Reproduce all the entries exactly.

.....

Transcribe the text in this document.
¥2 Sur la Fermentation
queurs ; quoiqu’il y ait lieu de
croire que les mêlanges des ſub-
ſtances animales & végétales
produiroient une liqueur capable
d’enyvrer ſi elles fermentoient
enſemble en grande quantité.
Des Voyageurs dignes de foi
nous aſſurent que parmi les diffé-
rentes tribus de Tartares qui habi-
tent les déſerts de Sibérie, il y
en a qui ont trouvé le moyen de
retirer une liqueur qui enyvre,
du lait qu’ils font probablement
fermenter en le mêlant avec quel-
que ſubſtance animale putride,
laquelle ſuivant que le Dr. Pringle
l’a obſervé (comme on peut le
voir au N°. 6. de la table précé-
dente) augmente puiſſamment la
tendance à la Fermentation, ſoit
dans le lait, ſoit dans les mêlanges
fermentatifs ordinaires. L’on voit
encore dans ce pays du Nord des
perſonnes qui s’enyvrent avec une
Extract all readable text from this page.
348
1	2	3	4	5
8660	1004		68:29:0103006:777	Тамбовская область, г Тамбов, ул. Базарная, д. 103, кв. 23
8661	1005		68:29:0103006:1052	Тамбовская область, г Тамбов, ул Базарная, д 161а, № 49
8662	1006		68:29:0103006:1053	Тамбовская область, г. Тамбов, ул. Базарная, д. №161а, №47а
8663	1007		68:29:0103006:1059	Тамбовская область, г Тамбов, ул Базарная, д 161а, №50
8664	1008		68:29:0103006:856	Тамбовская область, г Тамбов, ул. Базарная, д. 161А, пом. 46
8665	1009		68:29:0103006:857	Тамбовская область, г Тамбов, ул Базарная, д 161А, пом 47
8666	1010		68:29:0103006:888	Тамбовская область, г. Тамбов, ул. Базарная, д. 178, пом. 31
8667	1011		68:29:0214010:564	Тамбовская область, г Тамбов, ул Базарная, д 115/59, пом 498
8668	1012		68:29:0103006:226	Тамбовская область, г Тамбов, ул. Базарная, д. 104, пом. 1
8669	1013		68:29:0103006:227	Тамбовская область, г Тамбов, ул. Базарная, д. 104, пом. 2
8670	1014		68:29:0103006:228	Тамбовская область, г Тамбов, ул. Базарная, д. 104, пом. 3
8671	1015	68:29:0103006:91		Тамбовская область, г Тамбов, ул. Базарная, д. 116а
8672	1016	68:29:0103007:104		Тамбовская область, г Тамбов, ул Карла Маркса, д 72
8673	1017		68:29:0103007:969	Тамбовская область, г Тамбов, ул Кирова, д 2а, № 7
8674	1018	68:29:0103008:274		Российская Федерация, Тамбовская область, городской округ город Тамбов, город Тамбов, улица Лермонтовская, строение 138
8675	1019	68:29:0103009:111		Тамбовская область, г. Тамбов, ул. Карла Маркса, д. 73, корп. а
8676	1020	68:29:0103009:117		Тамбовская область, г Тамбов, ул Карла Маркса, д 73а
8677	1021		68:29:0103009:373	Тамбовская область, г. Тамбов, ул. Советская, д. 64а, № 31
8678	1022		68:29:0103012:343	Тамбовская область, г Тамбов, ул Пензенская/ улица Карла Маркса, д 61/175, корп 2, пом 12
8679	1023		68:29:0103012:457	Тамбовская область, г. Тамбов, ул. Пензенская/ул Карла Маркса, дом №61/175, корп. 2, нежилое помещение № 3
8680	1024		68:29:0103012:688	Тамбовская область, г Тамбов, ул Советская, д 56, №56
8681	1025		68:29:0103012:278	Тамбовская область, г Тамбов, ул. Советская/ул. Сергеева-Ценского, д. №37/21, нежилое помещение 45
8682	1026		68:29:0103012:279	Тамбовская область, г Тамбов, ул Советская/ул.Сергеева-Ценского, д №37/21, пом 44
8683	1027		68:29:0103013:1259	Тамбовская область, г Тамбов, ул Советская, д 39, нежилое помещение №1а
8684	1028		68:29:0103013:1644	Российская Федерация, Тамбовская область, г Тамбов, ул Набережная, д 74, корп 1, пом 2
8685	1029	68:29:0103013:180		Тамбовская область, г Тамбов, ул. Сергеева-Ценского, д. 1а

.....

**Problem solution**
Transcribe the text in this document.
¥2 Sur la Fermentation
queurs ; quoiqu’il y ait lieu de
croire que les mêlanges des ſub-
ſtances animales & végétales
produiroient une liqueur capable
d’enyvrer ſi elles fermentoient
enſemble en grande quantité.
Des Voyageurs dignes de foi
nous aſſurent que parmi les diffé-
rentes tribus de Tartares qui habi-
tent les déſerts de Sibérie, il y
en a qui ont trouvé le moyen de
retirer une liqueur qui enyvre,
du lait qu’ils font probablement
fermenter en le mêlant avec quel-
que ſubſtance animale putride,
laquelle ſuivant que le Dr. Pringle
l’a obſervé (comme on peut le
voir au N°. 6. de la table précé-
dente) augmente puiſſamment la
tendance à la Fermentation, ſoit
dans le lait, ſoit dans les mêlanges
fermentatifs ordinaires. L’on voit
encore dans ce pays du Nord des
perſonnes qui s’enyvrent avec une
Extract all readable text from this page.
348
1	2	3	4	5
8660	1004		68:29:0103006:777	Тамбовская область, г Тамбов, ул. Базарная, д. 103, кв. 23
8661	1005		68:29:0103006:1052	Тамбовская область, г Тамбов, ул Базарная, д 161а, № 49
8662	1006		68:29:0103006:1053	Тамбовская область, г. Тамбов, ул. Базарная, д. №161а, №47а
8663	1007		68:29:0103006:1059	Тамбовская область, г Тамбов, ул Базарная, д 161а, №50
8664	1008		68:29:0103006:856	Тамбовская область, г Тамбов, ул. Базарная, д. 161А, пом. 46
8665	1009		68:29:0103006:857	Тамбовская область, г Тамбов, ул Базарная, д 161А, пом 47
8666	1010		68:29:0103006:888	Тамбовская область, г. Тамбов, ул. Базарная, д. 178, пом. 31
8667	1011		68:29:0214010:564	Тамбовская область, г Тамбов, ул Базарная, д 115/59, пом 498
8668	1012		68:29:0103006:226	Тамбовская область, г Тамбов, ул. Базарная, д. 104, пом. 1
8669	1013		68:29:0103006:227	Тамбовская область, г Тамбов, ул. Базарная, д. 104, пом. 2
8670	1014		68:29:0103006:228	Тамбовская область, г Тамбов, ул. Базарная, д. 104, пом. 3
8671	1015	68:29:0103006:91		Тамбовская область, г Тамбов, ул. Базарная, д. 116а
8672	1016	68:29:0103007:104		Тамбовская область, г Тамбов, ул Карла Маркса, д 72
8673	1017		68:29:0103007:969	Тамбовская область, г Тамбов, ул Кирова, д 2а, № 7
8674	1018	68:29:0103008:274		Российская Федерация, Тамбовская область, городской округ город Тамбов, город Тамбов, улица Лермонтовская, строение 138
8675	1019	68:29:0103009:111		Тамбовская область, г. Тамбов, ул. Карла Маркса, д. 73, корп. а
8676	1020	68:29:0103009:117		Тамбовская область, г Тамбов, ул Карла Маркса, д 73а
8677	1021		68:29:0103009:373	Тамбовская область, г. Тамбов, ул. Советская, д. 64а, № 31
8678	1022		68:29:0103012:343	Тамбовская область, г Тамбов, ул Пензенская/ улица Карла Маркса, д 61/175, корп 2, пом 12
8679	1023		68:29:0103012:457	Тамбовская область, г. Тамбов, ул. Пензенская/ул Карла Маркса, дом №61/175, корп. 2, нежилое помещение № 3
8680	1024		68:29:0103012:688	Тамбовская область, г Тамбов, ул Советская, д 56, №56
8681	1025		68:29:0103012:278	Тамбовская область, г Тамбов, ул. Советская/ул. Сергеева-Ценского, д. №37/21, нежилое помещение 45
8682	1026		68:29:0103012:279	Тамбовская область, г Тамбов, ул Советская/ул.Сергеева-Ценского, д №37/21, пом 44
8683	1027		68:29:0103013:1259	Тамбовская область, г Тамбов, ул Советская, д 39, нежилое помещение №1а
8684	1028		68:29:0103013:1644	Российская Федерация, Тамбовская область, г Тамбов, ул Набережная, д 74, корп 1, пом 2
8685	1029	68:29:0103013:180		Тамбовская область, г Тамбов, ул. Сергеева-Ценского, д. 1а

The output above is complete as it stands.